Work to complete
Pick out all lines of the entries that include the word "come" and copy them.

Exercise inputs
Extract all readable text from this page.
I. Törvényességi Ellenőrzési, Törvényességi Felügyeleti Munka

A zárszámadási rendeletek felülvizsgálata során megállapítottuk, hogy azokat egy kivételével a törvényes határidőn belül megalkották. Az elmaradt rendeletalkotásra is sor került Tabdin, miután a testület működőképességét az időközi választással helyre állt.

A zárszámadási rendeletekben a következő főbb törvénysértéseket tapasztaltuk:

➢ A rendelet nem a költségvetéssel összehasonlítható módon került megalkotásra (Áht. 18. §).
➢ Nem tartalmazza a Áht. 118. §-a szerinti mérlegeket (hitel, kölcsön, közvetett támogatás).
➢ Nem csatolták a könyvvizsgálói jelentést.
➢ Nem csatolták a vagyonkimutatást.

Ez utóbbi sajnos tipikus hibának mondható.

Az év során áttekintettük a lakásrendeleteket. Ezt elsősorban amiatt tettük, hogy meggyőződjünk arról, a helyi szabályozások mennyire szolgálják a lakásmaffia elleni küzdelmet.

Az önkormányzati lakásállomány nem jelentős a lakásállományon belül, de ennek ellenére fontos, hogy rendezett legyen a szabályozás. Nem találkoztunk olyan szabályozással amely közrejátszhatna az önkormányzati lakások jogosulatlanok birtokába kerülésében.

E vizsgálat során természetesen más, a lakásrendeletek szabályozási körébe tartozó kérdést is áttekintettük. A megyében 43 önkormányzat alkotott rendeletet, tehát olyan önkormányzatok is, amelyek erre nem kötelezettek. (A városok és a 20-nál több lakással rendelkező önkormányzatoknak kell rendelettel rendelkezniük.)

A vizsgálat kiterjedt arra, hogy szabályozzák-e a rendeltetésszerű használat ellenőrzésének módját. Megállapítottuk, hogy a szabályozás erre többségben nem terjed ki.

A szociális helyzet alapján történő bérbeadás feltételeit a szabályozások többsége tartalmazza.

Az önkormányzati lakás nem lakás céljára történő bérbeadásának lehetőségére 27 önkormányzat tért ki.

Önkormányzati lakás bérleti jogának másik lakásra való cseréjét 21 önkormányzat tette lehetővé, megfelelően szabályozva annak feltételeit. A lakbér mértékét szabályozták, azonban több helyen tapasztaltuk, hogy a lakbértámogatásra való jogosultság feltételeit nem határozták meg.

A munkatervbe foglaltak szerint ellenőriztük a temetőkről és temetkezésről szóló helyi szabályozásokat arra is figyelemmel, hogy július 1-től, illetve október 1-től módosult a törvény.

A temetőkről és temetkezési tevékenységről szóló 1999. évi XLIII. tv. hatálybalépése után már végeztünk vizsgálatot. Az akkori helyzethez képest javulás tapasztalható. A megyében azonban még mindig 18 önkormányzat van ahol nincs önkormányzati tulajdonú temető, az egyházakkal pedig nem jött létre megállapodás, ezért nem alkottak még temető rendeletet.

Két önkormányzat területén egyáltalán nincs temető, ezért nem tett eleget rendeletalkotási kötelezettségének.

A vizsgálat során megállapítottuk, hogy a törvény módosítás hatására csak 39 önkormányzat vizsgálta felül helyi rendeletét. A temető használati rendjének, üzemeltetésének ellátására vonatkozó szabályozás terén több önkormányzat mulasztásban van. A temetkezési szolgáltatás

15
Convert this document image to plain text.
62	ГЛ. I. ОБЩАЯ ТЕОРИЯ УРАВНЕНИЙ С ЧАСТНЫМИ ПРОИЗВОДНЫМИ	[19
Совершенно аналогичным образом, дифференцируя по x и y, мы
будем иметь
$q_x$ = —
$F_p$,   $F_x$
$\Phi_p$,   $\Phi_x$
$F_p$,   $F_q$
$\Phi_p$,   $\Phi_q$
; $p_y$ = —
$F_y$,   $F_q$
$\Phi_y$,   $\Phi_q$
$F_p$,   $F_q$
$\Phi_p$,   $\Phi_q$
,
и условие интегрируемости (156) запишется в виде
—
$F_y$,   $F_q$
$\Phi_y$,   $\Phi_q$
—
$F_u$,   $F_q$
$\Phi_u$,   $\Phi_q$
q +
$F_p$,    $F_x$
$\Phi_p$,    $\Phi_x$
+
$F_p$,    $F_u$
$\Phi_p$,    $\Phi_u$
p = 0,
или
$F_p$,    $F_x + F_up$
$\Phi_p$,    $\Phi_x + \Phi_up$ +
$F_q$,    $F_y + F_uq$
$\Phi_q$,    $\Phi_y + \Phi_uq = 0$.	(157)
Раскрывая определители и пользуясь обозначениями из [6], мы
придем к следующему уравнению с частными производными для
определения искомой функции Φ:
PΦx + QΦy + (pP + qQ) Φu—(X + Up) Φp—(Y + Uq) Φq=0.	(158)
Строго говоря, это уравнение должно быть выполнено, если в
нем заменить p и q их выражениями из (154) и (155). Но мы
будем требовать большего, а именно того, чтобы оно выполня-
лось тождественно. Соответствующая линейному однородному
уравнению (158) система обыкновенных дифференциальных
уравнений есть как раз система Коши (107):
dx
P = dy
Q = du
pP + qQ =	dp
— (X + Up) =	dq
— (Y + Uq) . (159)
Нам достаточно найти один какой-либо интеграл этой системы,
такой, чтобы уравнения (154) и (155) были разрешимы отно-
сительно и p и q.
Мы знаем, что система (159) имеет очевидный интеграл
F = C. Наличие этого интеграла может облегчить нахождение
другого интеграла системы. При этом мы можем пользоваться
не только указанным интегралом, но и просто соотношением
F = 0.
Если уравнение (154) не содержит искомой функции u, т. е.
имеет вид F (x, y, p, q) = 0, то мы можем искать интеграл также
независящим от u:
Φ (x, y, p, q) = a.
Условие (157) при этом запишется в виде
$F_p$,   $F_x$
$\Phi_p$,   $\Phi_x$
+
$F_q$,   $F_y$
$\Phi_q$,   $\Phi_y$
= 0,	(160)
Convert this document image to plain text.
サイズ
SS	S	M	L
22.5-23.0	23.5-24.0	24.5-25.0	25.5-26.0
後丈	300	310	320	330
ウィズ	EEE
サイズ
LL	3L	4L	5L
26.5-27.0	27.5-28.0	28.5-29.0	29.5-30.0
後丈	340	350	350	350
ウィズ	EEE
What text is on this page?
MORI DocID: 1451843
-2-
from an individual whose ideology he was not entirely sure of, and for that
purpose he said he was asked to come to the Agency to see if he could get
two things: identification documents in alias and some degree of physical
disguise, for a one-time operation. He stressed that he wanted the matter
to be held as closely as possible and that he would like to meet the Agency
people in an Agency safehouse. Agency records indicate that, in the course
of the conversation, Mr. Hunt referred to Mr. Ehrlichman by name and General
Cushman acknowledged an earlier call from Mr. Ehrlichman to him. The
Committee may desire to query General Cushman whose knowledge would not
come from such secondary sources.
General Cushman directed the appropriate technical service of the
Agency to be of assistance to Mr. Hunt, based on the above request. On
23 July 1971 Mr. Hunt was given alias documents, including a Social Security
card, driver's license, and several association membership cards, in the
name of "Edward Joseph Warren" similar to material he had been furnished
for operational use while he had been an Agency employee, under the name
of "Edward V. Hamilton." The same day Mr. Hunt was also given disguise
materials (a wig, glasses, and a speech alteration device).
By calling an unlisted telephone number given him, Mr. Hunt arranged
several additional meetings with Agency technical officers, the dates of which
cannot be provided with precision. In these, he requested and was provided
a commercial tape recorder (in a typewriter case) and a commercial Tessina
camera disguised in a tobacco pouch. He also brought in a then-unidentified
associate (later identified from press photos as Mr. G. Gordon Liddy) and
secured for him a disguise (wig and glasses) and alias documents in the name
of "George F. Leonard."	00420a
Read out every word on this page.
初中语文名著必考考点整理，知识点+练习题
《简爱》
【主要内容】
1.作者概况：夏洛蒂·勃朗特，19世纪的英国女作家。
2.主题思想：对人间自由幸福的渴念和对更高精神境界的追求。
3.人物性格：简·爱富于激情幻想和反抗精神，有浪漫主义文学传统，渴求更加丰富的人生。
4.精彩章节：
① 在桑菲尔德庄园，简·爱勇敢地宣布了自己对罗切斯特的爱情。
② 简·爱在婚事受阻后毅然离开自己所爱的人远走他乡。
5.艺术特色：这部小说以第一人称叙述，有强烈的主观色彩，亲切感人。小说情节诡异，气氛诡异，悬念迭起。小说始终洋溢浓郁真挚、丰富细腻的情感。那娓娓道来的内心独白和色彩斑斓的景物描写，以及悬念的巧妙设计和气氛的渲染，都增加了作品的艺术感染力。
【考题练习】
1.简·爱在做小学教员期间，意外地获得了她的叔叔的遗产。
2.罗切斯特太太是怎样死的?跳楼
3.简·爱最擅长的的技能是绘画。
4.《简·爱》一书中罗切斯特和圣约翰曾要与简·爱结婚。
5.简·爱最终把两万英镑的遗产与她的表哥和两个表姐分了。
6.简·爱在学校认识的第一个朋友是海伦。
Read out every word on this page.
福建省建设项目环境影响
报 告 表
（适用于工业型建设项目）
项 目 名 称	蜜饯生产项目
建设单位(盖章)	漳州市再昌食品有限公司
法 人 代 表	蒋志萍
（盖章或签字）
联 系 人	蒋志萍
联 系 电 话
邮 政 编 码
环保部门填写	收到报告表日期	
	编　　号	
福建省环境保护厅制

Exercise result
purpose he said he was asked to come to the Agency to see if he could get
come from such secondary sources.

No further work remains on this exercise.